Your task
Reproduce the material in full, unchanged.

[Data entries]

______________________________

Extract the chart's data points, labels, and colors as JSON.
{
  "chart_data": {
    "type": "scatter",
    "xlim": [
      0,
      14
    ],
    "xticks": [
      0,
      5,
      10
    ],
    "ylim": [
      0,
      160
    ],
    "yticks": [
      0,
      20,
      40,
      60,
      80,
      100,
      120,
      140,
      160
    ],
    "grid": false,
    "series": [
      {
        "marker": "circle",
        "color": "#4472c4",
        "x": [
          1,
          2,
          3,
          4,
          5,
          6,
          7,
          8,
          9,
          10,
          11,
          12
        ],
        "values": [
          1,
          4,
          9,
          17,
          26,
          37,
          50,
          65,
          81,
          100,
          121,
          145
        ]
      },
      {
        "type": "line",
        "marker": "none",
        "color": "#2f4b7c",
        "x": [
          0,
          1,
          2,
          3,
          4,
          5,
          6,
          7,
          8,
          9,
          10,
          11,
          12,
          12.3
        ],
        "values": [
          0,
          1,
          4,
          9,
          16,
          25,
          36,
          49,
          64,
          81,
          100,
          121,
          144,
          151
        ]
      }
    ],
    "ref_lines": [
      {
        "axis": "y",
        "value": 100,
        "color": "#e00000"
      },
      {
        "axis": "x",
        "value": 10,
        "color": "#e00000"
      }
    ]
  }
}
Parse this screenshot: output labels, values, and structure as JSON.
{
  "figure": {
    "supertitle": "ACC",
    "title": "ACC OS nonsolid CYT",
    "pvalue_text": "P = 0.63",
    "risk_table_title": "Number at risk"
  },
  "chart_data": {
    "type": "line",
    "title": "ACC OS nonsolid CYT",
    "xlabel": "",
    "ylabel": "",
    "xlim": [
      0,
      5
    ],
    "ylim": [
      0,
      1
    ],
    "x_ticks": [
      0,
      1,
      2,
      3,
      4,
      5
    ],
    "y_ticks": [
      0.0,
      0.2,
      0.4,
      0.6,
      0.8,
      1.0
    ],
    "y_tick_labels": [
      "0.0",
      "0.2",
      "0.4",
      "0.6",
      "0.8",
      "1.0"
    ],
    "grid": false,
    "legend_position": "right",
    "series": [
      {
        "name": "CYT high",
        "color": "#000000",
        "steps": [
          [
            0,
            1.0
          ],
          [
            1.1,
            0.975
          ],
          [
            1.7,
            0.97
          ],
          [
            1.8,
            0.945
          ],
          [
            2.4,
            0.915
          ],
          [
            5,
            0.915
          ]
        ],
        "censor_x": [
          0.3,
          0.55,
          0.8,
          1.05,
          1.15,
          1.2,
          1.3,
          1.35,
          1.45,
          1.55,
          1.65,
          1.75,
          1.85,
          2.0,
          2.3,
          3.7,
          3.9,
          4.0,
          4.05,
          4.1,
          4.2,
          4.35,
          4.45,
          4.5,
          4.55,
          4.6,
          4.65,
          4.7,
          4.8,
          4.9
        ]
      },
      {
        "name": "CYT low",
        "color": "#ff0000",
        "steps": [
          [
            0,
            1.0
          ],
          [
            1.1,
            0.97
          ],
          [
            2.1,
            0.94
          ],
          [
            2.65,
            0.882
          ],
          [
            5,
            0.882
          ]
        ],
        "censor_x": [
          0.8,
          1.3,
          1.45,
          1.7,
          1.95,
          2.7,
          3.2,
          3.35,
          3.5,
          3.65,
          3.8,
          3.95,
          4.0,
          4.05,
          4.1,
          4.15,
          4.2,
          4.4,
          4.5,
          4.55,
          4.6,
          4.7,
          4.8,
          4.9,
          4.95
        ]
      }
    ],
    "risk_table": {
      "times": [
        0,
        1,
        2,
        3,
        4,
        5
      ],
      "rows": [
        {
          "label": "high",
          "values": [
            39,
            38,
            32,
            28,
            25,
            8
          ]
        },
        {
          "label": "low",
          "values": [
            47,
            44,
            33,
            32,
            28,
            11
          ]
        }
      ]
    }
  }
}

______________________________

Task response
Extract the chart's data points, labels, and colors as JSON.
{
  "chart_data": {
    "type": "scatter",
    "xlim": [
      0,
      14
    ],
    "xticks": [
      0,
      5,
      10
    ],
    "ylim": [
      0,
      160
    ],
    "yticks": [
      0,
      20,
      40,
      60,
      80,
      100,
      120,
      140,
      160
    ],
    "grid": false,
    "series": [
      {
        "marker": "circle",
        "color": "#4472c4",
        "x": [
          1,
          2,
          3,
          4,
          5,
          6,
          7,
          8,
          9,
          10,
          11,
          12
        ],
        "values": [
          1,
          4,
          9,
          17,
          26,
          37,
          50,
          65,
          81,
          100,
          121,
          145
        ]
      },
      {
        "type": "line",
        "marker": "none",
        "color": "#2f4b7c",
        "x": [
          0,
          1,
          2,
          3,
          4,
          5,
          6,
          7,
          8,
          9,
          10,
          11,
          12,
          12.3
        ],
        "values": [
          0,
          1,
          4,
          9,
          16,
          25,
          36,
          49,
          64,
          81,
          100,
          121,
          144,
          151
        ]
      }
    ],
    "ref_lines": [
      {
        "axis": "y",
        "value": 100,
        "color": "#e00000"
      },
      {
        "axis": "x",
        "value": 10,
        "color": "#e00000"
      }
    ]
  }
}
Parse this screenshot: output labels, values, and structure as JSON.
{
  "figure": {
    "supertitle": "ACC",
    "title": "ACC OS nonsolid CYT",
    "pvalue_text": "P = 0.63",
    "risk_table_title": "Number at risk"
  },
  "chart_data": {
    "type": "line",
    "title": "ACC OS nonsolid CYT",
    "xlabel": "",
    "ylabel": "",
    "xlim": [
      0,
      5
    ],
    "ylim": [
      0,
      1
    ],
    "x_ticks": [
      0,
      1,
      2,
      3,
      4,
      5
    ],
    "y_ticks": [
      0.0,
      0.2,
      0.4,
      0.6,
      0.8,
      1.0
    ],
    "y_tick_labels": [
      "0.0",
      "0.2",
      "0.4",
      "0.6",
      "0.8",
      "1.0"
    ],
    "grid": false,
    "legend_position": "right",
    "series": [
      {
        "name": "CYT high",
        "color": "#000000",
        "steps": [
          [
            0,
            1.0
          ],
          [
            1.1,
            0.975
          ],
          [
            1.7,
            0.97
          ],
          [
            1.8,
            0.945
          ],
          [
            2.4,
            0.915
          ],
          [
            5,
            0.915
          ]
        ],
        "censor_x": [
          0.3,
          0.55,
          0.8,
          1.05,
          1.15,
          1.2,
          1.3,
          1.35,
          1.45,
          1.55,
          1.65,
          1.75,
          1.85,
          2.0,
          2.3,
          3.7,
          3.9,
          4.0,
          4.05,
          4.1,
          4.2,
          4.35,
          4.45,
          4.5,
          4.55,
          4.6,
          4.65,
          4.7,
          4.8,
          4.9
        ]
      },
      {
        "name": "CYT low",
        "color": "#ff0000",
        "steps": [
          [
            0,
            1.0
          ],
          [
            1.1,
            0.97
          ],
          [
            2.1,
            0.94
          ],
          [
            2.65,
            0.882
          ],
          [
            5,
            0.882
          ]
        ],
        "censor_x": [
          0.8,
          1.3,
          1.45,
          1.7,
          1.95,
          2.7,
          3.2,
          3.35,
          3.5,
          3.65,
          3.8,
          3.95,
          4.0,
          4.05,
          4.1,
          4.15,
          4.2,
          4.4,
          4.5,
          4.55,
          4.6,
          4.7,
          4.8,
          4.9,
          4.95
        ]
      }
    ],
    "risk_table": {
      "times": [
        0,
        1,
        2,
        3,
        4,
        5
      ],
      "rows": [
        {
          "label": "high",
          "values": [
            39,
            38,
            32,
            28,
            25,
            8
          ]
        },
        {
          "label": "low",
          "values": [
            47,
            44,
            33,
            32,
            28,
            11
          ]
        }
      ]
    }
  }
}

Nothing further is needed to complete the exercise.